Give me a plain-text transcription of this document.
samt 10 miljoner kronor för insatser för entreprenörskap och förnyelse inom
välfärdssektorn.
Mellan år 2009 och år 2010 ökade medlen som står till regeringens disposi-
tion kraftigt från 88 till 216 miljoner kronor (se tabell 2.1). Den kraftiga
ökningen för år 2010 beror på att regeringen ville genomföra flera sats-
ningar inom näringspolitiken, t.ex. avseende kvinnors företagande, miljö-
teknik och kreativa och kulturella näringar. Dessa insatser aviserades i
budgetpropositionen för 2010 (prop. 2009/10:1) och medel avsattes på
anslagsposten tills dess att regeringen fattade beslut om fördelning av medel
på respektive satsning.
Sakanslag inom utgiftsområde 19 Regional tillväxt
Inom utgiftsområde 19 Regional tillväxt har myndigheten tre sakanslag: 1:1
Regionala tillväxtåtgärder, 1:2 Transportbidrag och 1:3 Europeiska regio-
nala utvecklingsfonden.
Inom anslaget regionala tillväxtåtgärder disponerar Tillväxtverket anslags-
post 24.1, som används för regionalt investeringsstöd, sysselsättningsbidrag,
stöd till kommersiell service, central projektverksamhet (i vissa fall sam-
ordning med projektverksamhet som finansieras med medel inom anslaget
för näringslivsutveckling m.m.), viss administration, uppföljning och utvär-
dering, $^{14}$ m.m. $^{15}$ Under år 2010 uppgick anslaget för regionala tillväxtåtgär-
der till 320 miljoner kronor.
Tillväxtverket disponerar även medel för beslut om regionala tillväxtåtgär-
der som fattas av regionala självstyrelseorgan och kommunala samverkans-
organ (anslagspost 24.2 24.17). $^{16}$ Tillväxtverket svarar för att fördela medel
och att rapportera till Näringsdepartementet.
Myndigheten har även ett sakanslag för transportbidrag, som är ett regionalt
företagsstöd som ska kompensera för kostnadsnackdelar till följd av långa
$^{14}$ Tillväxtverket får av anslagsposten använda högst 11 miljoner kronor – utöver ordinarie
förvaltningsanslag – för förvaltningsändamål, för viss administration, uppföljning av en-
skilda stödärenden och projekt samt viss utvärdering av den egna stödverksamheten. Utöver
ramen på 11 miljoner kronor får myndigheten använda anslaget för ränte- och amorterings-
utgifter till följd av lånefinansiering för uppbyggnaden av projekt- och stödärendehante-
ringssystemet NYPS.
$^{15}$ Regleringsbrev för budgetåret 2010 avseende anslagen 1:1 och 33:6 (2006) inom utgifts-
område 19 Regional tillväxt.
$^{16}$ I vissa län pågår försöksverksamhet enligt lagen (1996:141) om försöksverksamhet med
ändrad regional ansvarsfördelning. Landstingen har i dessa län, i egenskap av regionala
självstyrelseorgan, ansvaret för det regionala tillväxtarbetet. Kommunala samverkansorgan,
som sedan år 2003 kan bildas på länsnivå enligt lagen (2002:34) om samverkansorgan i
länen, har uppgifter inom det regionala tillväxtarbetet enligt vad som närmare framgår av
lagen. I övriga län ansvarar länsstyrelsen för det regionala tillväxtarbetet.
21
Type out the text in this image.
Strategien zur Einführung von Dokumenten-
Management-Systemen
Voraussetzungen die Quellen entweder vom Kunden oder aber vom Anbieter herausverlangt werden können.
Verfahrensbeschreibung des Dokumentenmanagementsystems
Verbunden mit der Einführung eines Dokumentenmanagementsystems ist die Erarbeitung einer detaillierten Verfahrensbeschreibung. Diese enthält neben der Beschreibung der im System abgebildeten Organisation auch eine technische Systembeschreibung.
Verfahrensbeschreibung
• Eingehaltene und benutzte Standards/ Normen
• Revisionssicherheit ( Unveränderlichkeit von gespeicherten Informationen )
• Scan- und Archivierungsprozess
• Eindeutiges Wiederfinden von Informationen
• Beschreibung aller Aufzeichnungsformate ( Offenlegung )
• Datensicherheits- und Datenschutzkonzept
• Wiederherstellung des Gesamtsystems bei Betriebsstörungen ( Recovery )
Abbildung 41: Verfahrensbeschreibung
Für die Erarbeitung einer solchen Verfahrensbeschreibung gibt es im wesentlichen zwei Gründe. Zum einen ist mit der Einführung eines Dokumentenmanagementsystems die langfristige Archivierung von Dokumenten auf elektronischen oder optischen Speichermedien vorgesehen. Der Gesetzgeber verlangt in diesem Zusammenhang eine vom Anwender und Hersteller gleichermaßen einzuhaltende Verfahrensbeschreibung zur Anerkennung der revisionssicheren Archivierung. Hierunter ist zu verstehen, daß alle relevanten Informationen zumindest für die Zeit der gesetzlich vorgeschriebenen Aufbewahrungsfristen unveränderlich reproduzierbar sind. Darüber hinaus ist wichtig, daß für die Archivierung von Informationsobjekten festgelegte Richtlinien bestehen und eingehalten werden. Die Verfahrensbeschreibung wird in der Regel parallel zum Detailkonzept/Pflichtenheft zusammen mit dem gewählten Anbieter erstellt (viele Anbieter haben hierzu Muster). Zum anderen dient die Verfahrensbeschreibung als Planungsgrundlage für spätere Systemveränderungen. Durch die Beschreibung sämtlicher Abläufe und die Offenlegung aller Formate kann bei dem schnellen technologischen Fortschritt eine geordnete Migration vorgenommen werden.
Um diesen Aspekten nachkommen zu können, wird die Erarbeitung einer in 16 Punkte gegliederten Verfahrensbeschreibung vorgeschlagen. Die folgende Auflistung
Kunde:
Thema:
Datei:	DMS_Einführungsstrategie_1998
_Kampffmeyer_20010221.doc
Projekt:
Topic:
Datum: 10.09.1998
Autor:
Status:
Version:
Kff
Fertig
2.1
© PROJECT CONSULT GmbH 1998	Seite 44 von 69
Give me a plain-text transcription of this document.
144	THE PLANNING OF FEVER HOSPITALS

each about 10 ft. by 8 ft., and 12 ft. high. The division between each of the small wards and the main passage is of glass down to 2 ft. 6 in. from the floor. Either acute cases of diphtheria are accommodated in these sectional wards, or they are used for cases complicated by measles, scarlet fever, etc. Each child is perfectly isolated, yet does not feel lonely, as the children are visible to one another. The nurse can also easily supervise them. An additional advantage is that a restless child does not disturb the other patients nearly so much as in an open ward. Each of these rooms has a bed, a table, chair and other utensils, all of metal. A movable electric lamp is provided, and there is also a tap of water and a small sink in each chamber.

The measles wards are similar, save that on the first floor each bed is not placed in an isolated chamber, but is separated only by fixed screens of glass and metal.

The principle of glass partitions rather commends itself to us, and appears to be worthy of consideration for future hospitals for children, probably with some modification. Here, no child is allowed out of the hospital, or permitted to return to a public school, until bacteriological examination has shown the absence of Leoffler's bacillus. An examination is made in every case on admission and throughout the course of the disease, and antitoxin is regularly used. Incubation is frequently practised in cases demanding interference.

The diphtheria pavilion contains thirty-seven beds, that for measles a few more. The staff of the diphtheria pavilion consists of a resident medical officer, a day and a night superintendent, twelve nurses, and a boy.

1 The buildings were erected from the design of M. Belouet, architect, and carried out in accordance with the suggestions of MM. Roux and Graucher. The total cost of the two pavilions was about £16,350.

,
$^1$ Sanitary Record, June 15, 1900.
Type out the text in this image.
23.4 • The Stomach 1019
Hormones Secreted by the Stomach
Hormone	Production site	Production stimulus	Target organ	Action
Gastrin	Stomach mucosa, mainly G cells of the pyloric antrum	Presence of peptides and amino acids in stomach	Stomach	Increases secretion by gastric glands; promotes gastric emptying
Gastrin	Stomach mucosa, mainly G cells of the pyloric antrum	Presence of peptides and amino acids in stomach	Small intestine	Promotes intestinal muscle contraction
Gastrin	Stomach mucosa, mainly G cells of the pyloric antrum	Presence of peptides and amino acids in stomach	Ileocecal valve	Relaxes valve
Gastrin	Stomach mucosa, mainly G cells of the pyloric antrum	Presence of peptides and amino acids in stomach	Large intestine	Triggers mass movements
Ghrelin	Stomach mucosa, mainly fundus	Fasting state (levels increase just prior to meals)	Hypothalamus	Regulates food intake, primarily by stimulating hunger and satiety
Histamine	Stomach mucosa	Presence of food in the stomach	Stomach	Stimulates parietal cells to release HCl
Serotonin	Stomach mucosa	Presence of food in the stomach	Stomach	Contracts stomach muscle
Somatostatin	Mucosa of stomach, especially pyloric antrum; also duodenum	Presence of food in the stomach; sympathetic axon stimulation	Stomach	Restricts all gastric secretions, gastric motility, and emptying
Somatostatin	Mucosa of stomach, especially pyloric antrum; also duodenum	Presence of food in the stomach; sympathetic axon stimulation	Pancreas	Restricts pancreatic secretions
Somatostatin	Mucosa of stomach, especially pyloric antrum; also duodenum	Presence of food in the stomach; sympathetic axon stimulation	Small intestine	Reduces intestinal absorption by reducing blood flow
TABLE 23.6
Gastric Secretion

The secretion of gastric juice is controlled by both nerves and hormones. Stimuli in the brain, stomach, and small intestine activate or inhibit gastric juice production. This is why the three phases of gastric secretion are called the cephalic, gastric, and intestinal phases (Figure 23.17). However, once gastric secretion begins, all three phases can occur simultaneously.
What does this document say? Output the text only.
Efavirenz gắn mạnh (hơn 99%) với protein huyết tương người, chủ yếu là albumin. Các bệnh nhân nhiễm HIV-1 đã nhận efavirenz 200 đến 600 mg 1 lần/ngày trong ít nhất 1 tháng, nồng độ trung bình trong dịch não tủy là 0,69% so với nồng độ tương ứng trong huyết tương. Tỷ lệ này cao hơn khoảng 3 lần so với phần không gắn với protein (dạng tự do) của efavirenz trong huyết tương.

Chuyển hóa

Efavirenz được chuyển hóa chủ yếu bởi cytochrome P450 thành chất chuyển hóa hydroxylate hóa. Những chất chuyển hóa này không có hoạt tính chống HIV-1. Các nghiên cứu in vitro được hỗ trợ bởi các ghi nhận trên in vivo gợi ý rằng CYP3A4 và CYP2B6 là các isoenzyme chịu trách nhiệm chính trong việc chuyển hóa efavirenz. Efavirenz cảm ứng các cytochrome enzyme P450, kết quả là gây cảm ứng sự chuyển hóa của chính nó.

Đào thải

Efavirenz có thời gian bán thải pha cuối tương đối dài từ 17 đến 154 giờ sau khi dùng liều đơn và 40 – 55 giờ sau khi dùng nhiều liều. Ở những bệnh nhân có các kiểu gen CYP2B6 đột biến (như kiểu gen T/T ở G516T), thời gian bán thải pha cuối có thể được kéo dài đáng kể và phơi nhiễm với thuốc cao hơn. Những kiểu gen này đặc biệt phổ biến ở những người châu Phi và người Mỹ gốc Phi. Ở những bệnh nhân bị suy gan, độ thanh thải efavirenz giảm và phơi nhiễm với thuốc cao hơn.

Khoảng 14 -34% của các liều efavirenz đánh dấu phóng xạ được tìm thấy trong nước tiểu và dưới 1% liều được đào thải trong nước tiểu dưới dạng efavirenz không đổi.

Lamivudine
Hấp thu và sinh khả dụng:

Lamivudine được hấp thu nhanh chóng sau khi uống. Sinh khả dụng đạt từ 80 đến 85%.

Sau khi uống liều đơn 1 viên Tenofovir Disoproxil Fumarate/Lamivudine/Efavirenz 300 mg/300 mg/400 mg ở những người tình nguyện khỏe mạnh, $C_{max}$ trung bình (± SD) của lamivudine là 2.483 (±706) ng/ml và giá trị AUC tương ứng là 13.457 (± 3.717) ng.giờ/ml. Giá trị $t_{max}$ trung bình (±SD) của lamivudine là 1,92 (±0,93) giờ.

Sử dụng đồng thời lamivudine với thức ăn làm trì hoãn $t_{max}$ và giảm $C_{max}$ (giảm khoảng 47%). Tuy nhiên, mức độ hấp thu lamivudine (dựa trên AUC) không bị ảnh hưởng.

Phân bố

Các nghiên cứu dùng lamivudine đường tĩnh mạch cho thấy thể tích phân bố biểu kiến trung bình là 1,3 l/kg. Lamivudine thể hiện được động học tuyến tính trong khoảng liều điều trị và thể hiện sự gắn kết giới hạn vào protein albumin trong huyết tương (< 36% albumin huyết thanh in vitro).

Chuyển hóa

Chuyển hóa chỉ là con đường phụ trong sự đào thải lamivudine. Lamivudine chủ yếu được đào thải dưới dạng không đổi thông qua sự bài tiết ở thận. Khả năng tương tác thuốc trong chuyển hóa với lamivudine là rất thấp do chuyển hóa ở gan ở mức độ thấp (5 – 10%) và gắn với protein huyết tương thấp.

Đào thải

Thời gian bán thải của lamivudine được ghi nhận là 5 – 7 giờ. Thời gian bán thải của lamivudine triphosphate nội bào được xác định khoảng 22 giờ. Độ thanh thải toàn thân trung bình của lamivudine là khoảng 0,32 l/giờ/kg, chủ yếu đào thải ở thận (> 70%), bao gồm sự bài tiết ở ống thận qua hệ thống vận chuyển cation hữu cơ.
- - - - - - -
#### What is being asked
The required output is a copy of each line in the records where the string "regionalt" occurs.

#### Response area
post 24.1, som används för regionalt investeringsstöd, sysselsättningsbidrag,
Myndigheten har även ett sakanslag för transportbidrag, som är ett regionalt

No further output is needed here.